GIVEN INSTRUCTION
State how many lines of the entries hold the string "Heliocentric". Reply with the number alone.

INPUT RECORDS
********
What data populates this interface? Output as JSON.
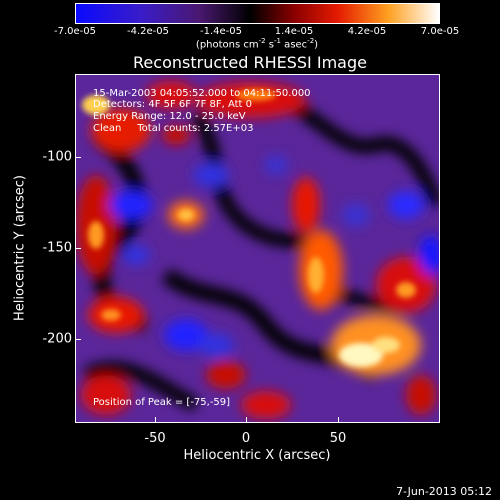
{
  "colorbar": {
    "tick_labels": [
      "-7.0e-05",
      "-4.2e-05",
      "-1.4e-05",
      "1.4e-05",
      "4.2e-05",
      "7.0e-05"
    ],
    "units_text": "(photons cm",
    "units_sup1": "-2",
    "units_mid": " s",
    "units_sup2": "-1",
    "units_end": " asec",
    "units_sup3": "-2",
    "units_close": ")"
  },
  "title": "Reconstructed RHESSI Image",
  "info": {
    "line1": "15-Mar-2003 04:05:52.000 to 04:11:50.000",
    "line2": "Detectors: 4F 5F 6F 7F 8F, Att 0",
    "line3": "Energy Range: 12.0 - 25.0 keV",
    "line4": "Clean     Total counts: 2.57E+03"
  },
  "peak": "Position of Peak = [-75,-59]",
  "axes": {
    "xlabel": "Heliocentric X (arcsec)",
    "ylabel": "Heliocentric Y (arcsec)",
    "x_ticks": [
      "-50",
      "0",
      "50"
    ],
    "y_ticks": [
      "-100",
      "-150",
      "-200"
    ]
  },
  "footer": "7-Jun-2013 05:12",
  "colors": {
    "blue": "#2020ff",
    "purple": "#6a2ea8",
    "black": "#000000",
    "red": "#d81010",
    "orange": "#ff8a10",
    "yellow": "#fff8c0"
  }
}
********
RESULT FOR THIS TASK
2